* Exercise
Please set down all the lines beneath this one exactly, without the pictures.

Saved data entries:
* * * * *
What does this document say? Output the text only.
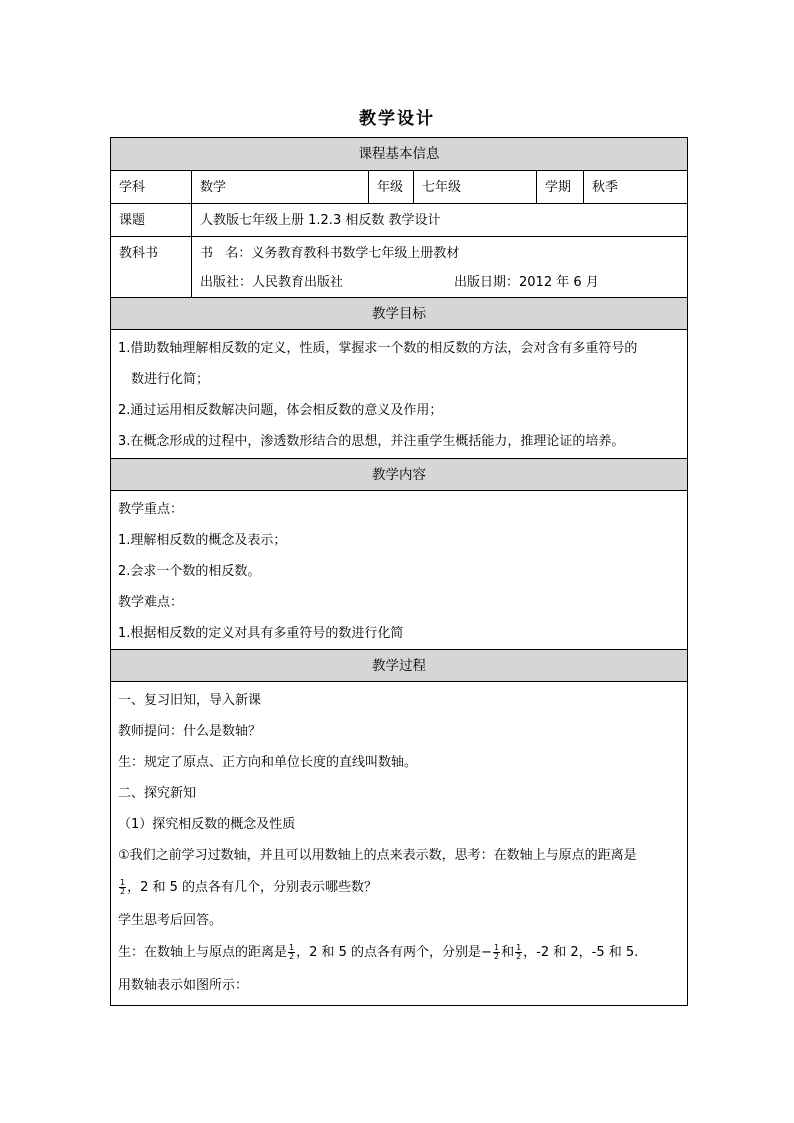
教学设计
课程基本信息
学科	数学	年级	七年级	学期	秋季
课题	人教版七年级上册 1.2.3 相反数 教学设计
教科书	书   名：义务教育教科书数学七年级上册教材
出版社：人民教育出版社	出版日期：2012 年 6 月
教学目标
1.借助数轴理解相反数的定义，性质，掌握求一个数的相反数的方法，会对含有多重符号的
数进行化简；
2.通过运用相反数解决问题，体会相反数的意义及作用；
3.在概念形成的过程中，渗透数形结合的思想，并注重学生概括能力，推理论证的培养。
教学内容
教学重点：
1.理解相反数的概念及表示；
2.会求一个数的相反数。
教学难点：
1.根据相反数的定义对具有多重符号的数进行化简
教学过程
一、复习旧知，导入新课
教师提问：什么是数轴？
生：规定了原点、正方向和单位长度的直线叫数轴。
二、探究新知
（1）探究相反数的概念及性质
①我们之前学习过数轴，并且可以用数轴上的点来表示数，思考：在数轴上与原点的距离是
$\frac{1}{2}$ ，2 和 5 的点各有几个，分别表示哪些数？
学生思考后回答。
生：在数轴上与原点的距离是 $\frac{1}{2}$ ，2 和 5 的点各有两个，分别是− $\frac{1}{2}$ 和 $\frac{1}{2}$ ，-2 和 2，-5 和 5.
用数轴表示如图所示：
* * * * *
* Written answer
What does this document say? Output the text only.
教学设计
课程基本信息
学科	数学	年级	七年级	学期	秋季
课题	人教版七年级上册 1.2.3 相反数 教学设计
教科书	书   名：义务教育教科书数学七年级上册教材
出版社：人民教育出版社	出版日期：2012 年 6 月
教学目标
1.借助数轴理解相反数的定义，性质，掌握求一个数的相反数的方法，会对含有多重符号的
数进行化简；
2.通过运用相反数解决问题，体会相反数的意义及作用；
3.在概念形成的过程中，渗透数形结合的思想，并注重学生概括能力，推理论证的培养。
教学内容
教学重点：
1.理解相反数的概念及表示；
2.会求一个数的相反数。
教学难点：
1.根据相反数的定义对具有多重符号的数进行化简
教学过程
一、复习旧知，导入新课
教师提问：什么是数轴？
生：规定了原点、正方向和单位长度的直线叫数轴。
二、探究新知
（1）探究相反数的概念及性质
①我们之前学习过数轴，并且可以用数轴上的点来表示数，思考：在数轴上与原点的距离是
$\frac{1}{2}$ ，2 和 5 的点各有几个，分别表示哪些数？
学生思考后回答。
生：在数轴上与原点的距离是 $\frac{1}{2}$ ，2 和 5 的点各有两个，分别是− $\frac{1}{2}$ 和 $\frac{1}{2}$ ，-2 和 2，-5 和 5.
用数轴表示如图所示：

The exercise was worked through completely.